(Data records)

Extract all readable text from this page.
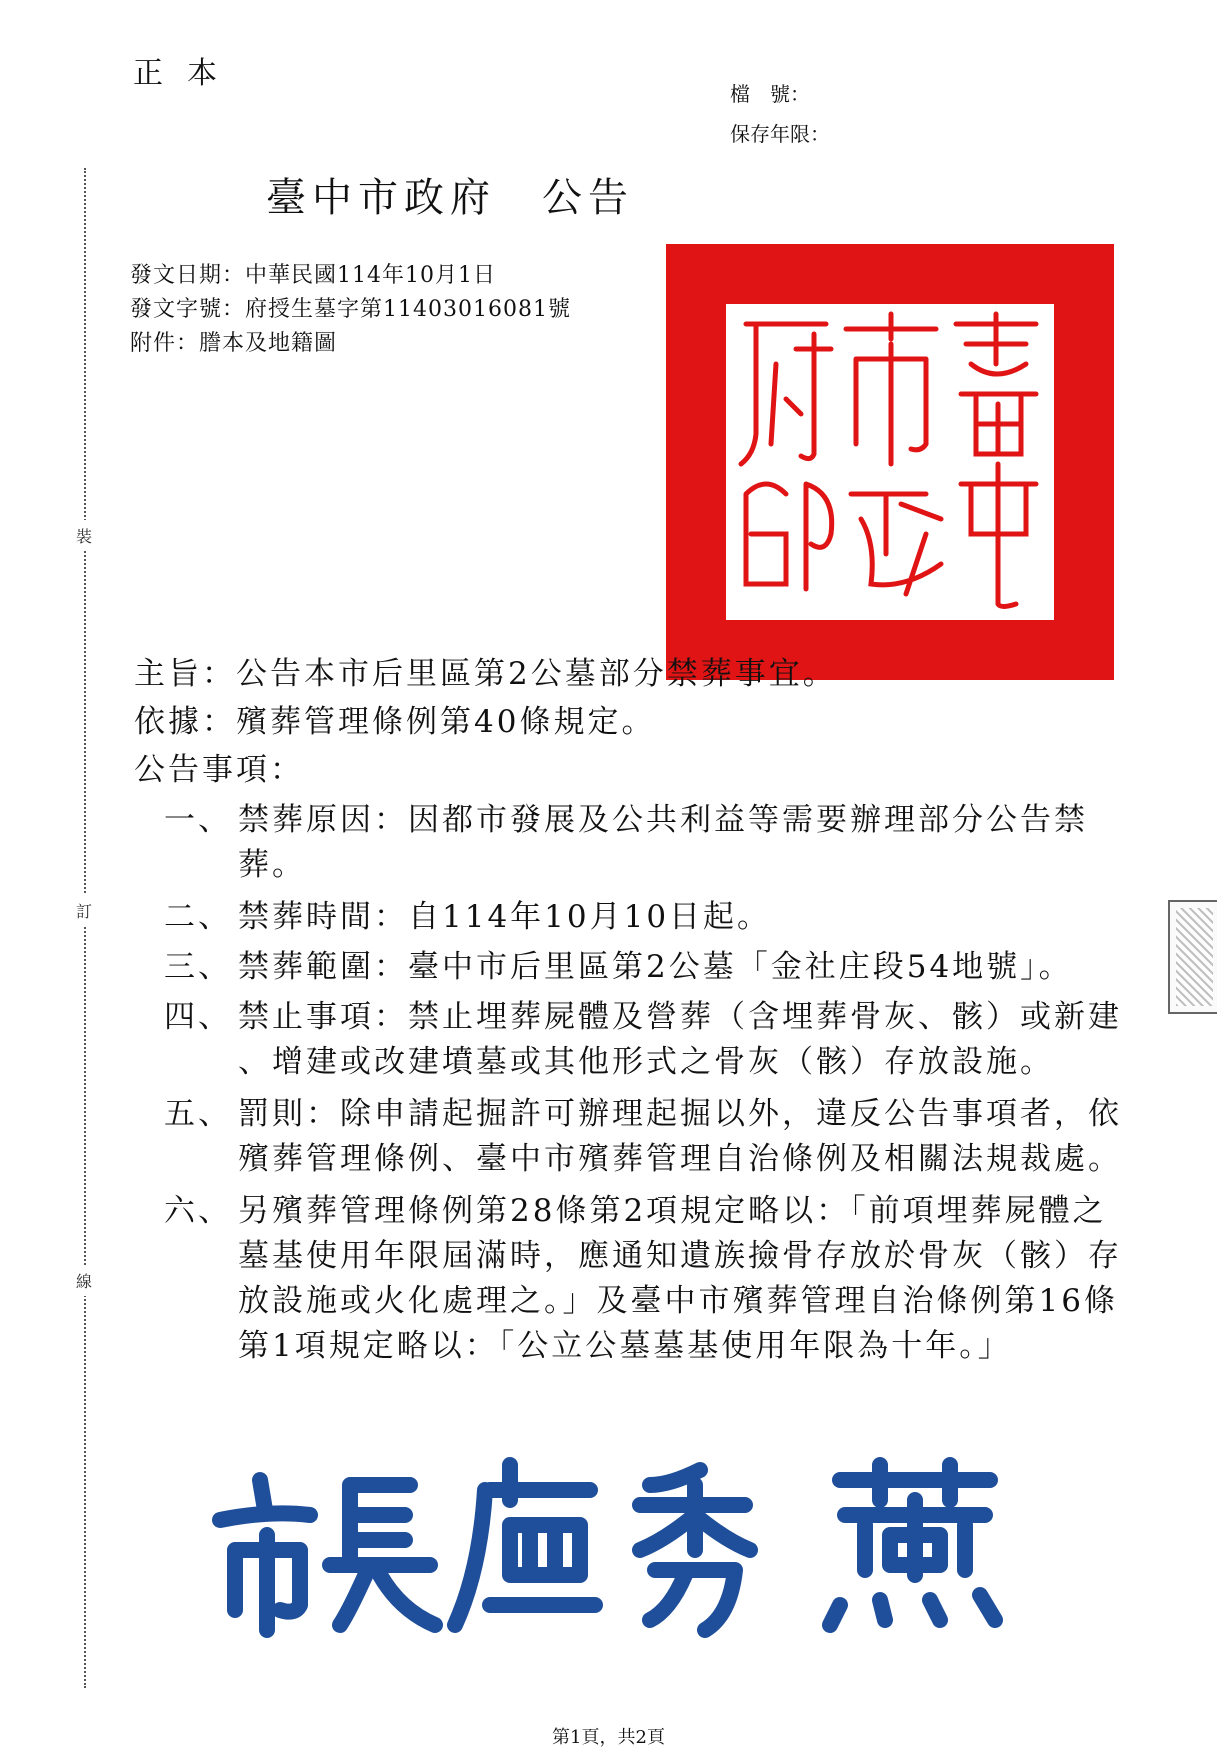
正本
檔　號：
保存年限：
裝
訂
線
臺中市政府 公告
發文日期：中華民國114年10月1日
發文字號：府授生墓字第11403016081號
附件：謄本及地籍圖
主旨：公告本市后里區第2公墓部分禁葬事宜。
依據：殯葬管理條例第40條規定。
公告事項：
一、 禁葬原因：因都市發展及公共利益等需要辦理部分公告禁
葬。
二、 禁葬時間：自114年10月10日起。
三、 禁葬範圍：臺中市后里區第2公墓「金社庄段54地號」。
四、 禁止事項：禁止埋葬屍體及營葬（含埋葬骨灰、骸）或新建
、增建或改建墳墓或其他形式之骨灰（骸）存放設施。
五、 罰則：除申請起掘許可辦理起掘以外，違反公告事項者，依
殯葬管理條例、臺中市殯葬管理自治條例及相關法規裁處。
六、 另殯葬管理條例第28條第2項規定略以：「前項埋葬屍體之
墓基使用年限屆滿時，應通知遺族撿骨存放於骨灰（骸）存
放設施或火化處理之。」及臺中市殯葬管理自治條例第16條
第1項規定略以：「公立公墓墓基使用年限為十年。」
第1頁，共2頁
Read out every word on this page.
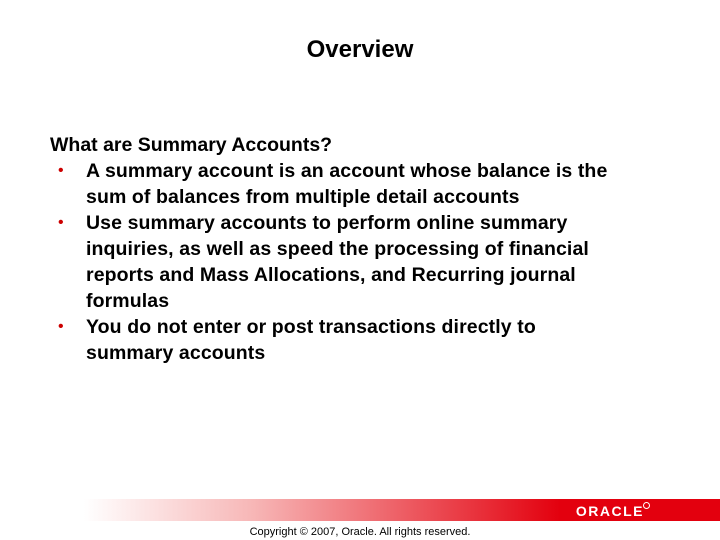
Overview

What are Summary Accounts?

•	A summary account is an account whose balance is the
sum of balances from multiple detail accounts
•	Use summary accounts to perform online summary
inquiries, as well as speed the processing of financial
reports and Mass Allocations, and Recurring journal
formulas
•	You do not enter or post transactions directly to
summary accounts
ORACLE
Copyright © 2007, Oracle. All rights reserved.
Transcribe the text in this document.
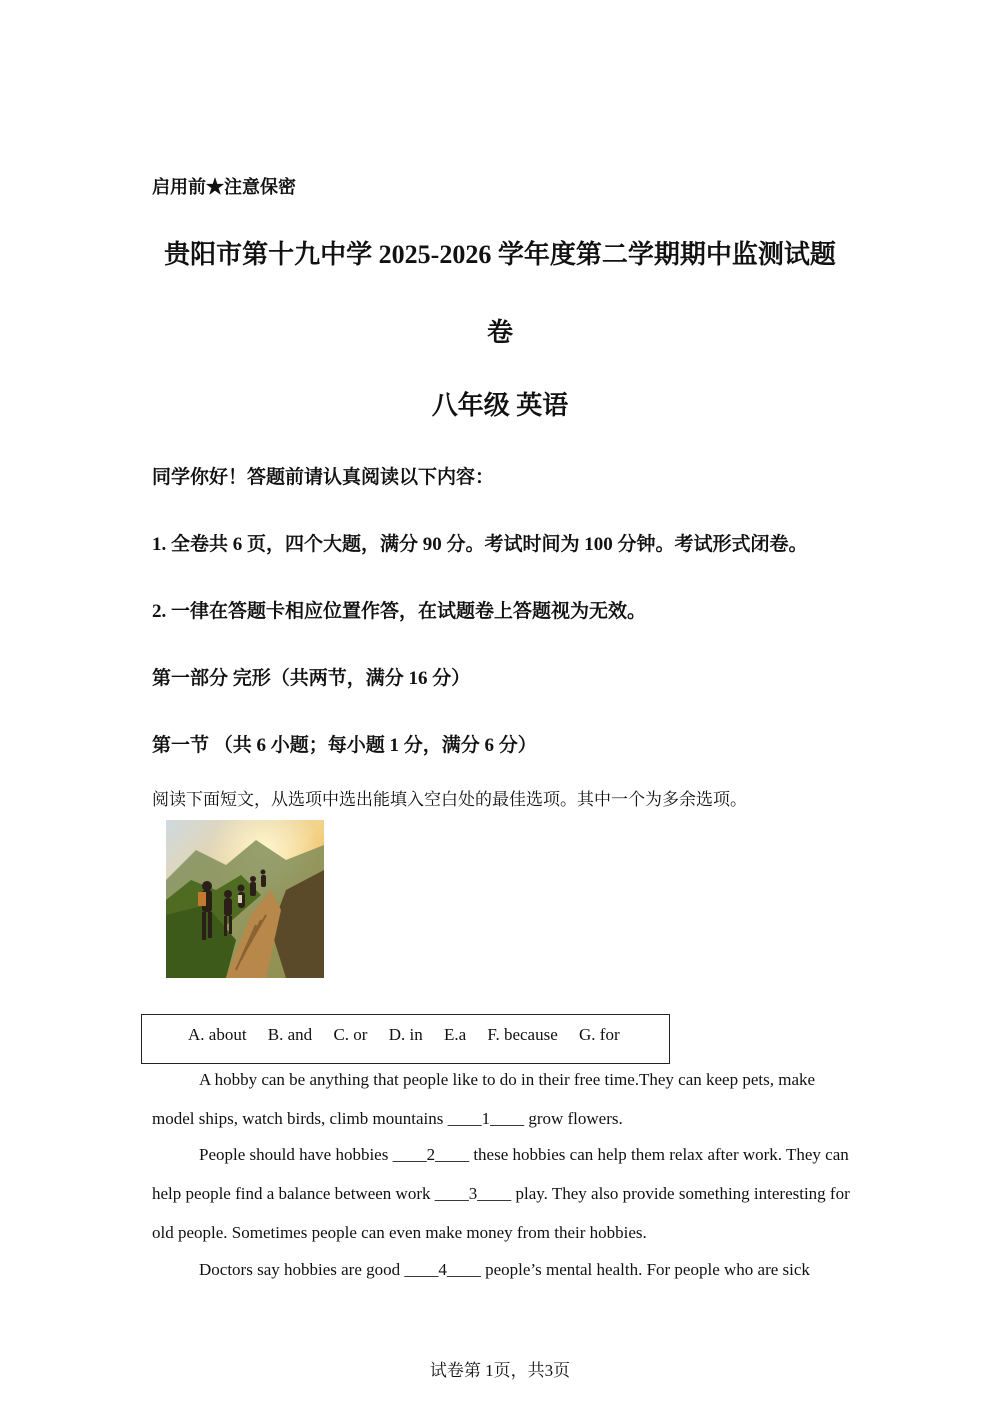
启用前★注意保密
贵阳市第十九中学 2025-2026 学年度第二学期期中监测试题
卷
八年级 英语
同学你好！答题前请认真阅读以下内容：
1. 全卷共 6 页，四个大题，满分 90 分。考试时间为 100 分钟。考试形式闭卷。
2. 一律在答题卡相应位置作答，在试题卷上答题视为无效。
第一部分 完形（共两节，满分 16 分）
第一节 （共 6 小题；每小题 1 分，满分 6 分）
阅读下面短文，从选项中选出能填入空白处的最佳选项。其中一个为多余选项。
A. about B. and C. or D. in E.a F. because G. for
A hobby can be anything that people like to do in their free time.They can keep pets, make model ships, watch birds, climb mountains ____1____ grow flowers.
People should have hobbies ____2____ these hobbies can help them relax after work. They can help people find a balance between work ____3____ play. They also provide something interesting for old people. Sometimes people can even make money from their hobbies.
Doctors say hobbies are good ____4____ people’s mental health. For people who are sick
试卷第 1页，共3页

*GOAL*
Scan the data for the word "from" and copy every line where it shows up.

*EXERCISE OUTPUT*
Extract all readable text from this page.
sum of balances from multiple detail accounts
People should have hobbies ____2____ these hobbies can help them relax after work. They can help people find a balance between work ____3____ play. They also provide something interesting for old people. Sometimes people can even make money from their hobbies.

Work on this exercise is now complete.